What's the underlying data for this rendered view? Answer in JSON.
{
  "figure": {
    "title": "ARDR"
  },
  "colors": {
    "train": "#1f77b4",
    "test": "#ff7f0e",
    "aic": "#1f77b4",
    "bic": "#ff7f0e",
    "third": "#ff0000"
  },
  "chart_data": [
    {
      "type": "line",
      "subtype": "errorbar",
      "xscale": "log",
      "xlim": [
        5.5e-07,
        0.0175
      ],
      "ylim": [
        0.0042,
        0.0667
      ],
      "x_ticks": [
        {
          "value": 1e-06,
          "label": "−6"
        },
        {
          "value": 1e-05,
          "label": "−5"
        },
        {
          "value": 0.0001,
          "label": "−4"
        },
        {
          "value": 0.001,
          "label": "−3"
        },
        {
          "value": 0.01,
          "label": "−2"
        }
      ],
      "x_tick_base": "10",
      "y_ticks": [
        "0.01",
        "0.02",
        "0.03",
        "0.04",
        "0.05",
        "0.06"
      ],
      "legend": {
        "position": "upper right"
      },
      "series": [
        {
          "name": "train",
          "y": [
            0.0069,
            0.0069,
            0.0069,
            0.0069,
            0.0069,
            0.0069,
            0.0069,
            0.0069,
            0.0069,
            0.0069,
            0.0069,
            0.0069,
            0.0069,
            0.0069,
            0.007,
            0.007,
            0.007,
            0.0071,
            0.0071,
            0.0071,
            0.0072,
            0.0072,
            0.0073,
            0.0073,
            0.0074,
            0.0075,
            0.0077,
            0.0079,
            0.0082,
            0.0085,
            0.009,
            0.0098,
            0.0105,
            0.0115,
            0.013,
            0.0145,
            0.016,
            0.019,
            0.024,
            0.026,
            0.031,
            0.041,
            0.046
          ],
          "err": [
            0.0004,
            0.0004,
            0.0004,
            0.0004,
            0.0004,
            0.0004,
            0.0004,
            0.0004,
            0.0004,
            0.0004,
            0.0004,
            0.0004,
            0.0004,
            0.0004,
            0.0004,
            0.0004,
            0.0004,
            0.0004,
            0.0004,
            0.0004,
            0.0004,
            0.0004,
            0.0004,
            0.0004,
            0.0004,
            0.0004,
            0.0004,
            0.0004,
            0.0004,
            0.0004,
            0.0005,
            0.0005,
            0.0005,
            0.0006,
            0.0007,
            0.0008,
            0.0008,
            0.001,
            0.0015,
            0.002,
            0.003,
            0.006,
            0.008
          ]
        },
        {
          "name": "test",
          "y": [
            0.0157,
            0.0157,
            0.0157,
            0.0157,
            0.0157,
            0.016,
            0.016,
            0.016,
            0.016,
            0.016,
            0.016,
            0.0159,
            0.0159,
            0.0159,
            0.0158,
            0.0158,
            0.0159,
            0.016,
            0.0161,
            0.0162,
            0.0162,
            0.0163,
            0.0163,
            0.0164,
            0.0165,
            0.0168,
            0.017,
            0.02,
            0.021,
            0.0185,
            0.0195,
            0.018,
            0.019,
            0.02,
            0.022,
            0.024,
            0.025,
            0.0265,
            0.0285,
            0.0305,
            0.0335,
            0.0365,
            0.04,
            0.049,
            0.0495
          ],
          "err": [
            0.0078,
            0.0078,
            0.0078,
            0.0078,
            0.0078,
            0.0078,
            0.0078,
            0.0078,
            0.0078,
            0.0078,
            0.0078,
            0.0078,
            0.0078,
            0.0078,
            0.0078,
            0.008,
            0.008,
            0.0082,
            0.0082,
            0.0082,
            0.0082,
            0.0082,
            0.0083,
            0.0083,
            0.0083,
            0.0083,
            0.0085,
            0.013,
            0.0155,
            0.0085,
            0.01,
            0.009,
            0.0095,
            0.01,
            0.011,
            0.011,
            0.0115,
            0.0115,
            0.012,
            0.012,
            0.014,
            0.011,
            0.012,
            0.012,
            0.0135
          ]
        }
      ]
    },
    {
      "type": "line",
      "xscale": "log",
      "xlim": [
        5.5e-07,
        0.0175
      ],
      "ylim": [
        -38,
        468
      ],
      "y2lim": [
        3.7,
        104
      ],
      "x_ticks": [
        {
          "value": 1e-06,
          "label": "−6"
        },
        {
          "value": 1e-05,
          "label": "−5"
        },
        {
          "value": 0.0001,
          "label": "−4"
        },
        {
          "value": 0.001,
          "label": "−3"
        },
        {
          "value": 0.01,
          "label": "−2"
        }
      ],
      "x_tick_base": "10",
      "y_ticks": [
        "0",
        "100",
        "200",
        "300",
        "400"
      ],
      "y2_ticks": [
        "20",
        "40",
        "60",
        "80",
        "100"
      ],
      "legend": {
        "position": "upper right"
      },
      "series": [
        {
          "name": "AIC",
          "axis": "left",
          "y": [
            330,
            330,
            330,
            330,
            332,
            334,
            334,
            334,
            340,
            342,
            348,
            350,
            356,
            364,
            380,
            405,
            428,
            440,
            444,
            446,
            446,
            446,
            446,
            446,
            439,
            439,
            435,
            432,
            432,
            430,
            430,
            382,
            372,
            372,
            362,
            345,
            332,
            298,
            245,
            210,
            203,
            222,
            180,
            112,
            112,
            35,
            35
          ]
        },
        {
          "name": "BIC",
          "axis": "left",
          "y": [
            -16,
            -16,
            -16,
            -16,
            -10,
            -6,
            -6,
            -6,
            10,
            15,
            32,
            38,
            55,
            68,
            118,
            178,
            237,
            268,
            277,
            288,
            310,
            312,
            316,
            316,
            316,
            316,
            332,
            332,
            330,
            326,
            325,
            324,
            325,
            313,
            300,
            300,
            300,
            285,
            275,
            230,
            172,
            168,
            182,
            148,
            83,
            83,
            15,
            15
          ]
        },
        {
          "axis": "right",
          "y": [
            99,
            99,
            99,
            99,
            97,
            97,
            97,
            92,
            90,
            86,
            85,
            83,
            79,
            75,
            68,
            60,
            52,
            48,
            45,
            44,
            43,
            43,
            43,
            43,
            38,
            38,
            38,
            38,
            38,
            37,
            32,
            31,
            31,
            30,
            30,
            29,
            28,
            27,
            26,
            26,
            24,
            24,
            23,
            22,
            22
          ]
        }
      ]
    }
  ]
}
_ _ _
▸ Directive: Write out the records above again, keeping each one identical to the original.

▸ Reply to the exercise:
What's the underlying data for this rendered view? Answer in JSON.
{
  "figure": {
    "title": "ARDR"
  },
  "colors": {
    "train": "#1f77b4",
    "test": "#ff7f0e",
    "aic": "#1f77b4",
    "bic": "#ff7f0e",
    "third": "#ff0000"
  },
  "chart_data": [
    {
      "type": "line",
      "subtype": "errorbar",
      "xscale": "log",
      "xlim": [
        5.5e-07,
        0.0175
      ],
      "ylim": [
        0.0042,
        0.0667
      ],
      "x_ticks": [
        {
          "value": 1e-06,
          "label": "−6"
        },
        {
          "value": 1e-05,
          "label": "−5"
        },
        {
          "value": 0.0001,
          "label": "−4"
        },
        {
          "value": 0.001,
          "label": "−3"
        },
        {
          "value": 0.01,
          "label": "−2"
        }
      ],
      "x_tick_base": "10",
      "y_ticks": [
        "0.01",
        "0.02",
        "0.03",
        "0.04",
        "0.05",
        "0.06"
      ],
      "legend": {
        "position": "upper right"
      },
      "series": [
        {
          "name": "train",
          "y": [
            0.0069,
            0.0069,
            0.0069,
            0.0069,
            0.0069,
            0.0069,
            0.0069,
            0.0069,
            0.0069,
            0.0069,
            0.0069,
            0.0069,
            0.0069,
            0.0069,
            0.007,
            0.007,
            0.007,
            0.0071,
            0.0071,
            0.0071,
            0.0072,
            0.0072,
            0.0073,
            0.0073,
            0.0074,
            0.0075,
            0.0077,
            0.0079,
            0.0082,
            0.0085,
            0.009,
            0.0098,
            0.0105,
            0.0115,
            0.013,
            0.0145,
            0.016,
            0.019,
            0.024,
            0.026,
            0.031,
            0.041,
            0.046
          ],
          "err": [
            0.0004,
            0.0004,
            0.0004,
            0.0004,
            0.0004,
            0.0004,
            0.0004,
            0.0004,
            0.0004,
            0.0004,
            0.0004,
            0.0004,
            0.0004,
            0.0004,
            0.0004,
            0.0004,
            0.0004,
            0.0004,
            0.0004,
            0.0004,
            0.0004,
            0.0004,
            0.0004,
            0.0004,
            0.0004,
            0.0004,
            0.0004,
            0.0004,
            0.0004,
            0.0004,
            0.0005,
            0.0005,
            0.0005,
            0.0006,
            0.0007,
            0.0008,
            0.0008,
            0.001,
            0.0015,
            0.002,
            0.003,
            0.006,
            0.008
          ]
        },
        {
          "name": "test",
          "y": [
            0.0157,
            0.0157,
            0.0157,
            0.0157,
            0.0157,
            0.016,
            0.016,
            0.016,
            0.016,
            0.016,
            0.016,
            0.0159,
            0.0159,
            0.0159,
            0.0158,
            0.0158,
            0.0159,
            0.016,
            0.0161,
            0.0162,
            0.0162,
            0.0163,
            0.0163,
            0.0164,
            0.0165,
            0.0168,
            0.017,
            0.02,
            0.021,
            0.0185,
            0.0195,
            0.018,
            0.019,
            0.02,
            0.022,
            0.024,
            0.025,
            0.0265,
            0.0285,
            0.0305,
            0.0335,
            0.0365,
            0.04,
            0.049,
            0.0495
          ],
          "err": [
            0.0078,
            0.0078,
            0.0078,
            0.0078,
            0.0078,
            0.0078,
            0.0078,
            0.0078,
            0.0078,
            0.0078,
            0.0078,
            0.0078,
            0.0078,
            0.0078,
            0.0078,
            0.008,
            0.008,
            0.0082,
            0.0082,
            0.0082,
            0.0082,
            0.0082,
            0.0083,
            0.0083,
            0.0083,
            0.0083,
            0.0085,
            0.013,
            0.0155,
            0.0085,
            0.01,
            0.009,
            0.0095,
            0.01,
            0.011,
            0.011,
            0.0115,
            0.0115,
            0.012,
            0.012,
            0.014,
            0.011,
            0.012,
            0.012,
            0.0135
          ]
        }
      ]
    },
    {
      "type": "line",
      "xscale": "log",
      "xlim": [
        5.5e-07,
        0.0175
      ],
      "ylim": [
        -38,
        468
      ],
      "y2lim": [
        3.7,
        104
      ],
      "x_ticks": [
        {
          "value": 1e-06,
          "label": "−6"
        },
        {
          "value": 1e-05,
          "label": "−5"
        },
        {
          "value": 0.0001,
          "label": "−4"
        },
        {
          "value": 0.001,
          "label": "−3"
        },
        {
          "value": 0.01,
          "label": "−2"
        }
      ],
      "x_tick_base": "10",
      "y_ticks": [
        "0",
        "100",
        "200",
        "300",
        "400"
      ],
      "y2_ticks": [
        "20",
        "40",
        "60",
        "80",
        "100"
      ],
      "legend": {
        "position": "upper right"
      },
      "series": [
        {
          "name": "AIC",
          "axis": "left",
          "y": [
            330,
            330,
            330,
            330,
            332,
            334,
            334,
            334,
            340,
            342,
            348,
            350,
            356,
            364,
            380,
            405,
            428,
            440,
            444,
            446,
            446,
            446,
            446,
            446,
            439,
            439,
            435,
            432,
            432,
            430,
            430,
            382,
            372,
            372,
            362,
            345,
            332,
            298,
            245,
            210,
            203,
            222,
            180,
            112,
            112,
            35,
            35
          ]
        },
        {
          "name": "BIC",
          "axis": "left",
          "y": [
            -16,
            -16,
            -16,
            -16,
            -10,
            -6,
            -6,
            -6,
            10,
            15,
            32,
            38,
            55,
            68,
            118,
            178,
            237,
            268,
            277,
            288,
            310,
            312,
            316,
            316,
            316,
            316,
            332,
            332,
            330,
            326,
            325,
            324,
            325,
            313,
            300,
            300,
            300,
            285,
            275,
            230,
            172,
            168,
            182,
            148,
            83,
            83,
            15,
            15
          ]
        },
        {
          "axis": "right",
          "y": [
            99,
            99,
            99,
            99,
            97,
            97,
            97,
            92,
            90,
            86,
            85,
            83,
            79,
            75,
            68,
            60,
            52,
            48,
            45,
            44,
            43,
            43,
            43,
            43,
            38,
            38,
            38,
            38,
            38,
            37,
            32,
            31,
            31,
            30,
            30,
            29,
            28,
            27,
            26,
            26,
            24,
            24,
            23,
            22,
            22
          ]
        }
      ]
    }
  ]
}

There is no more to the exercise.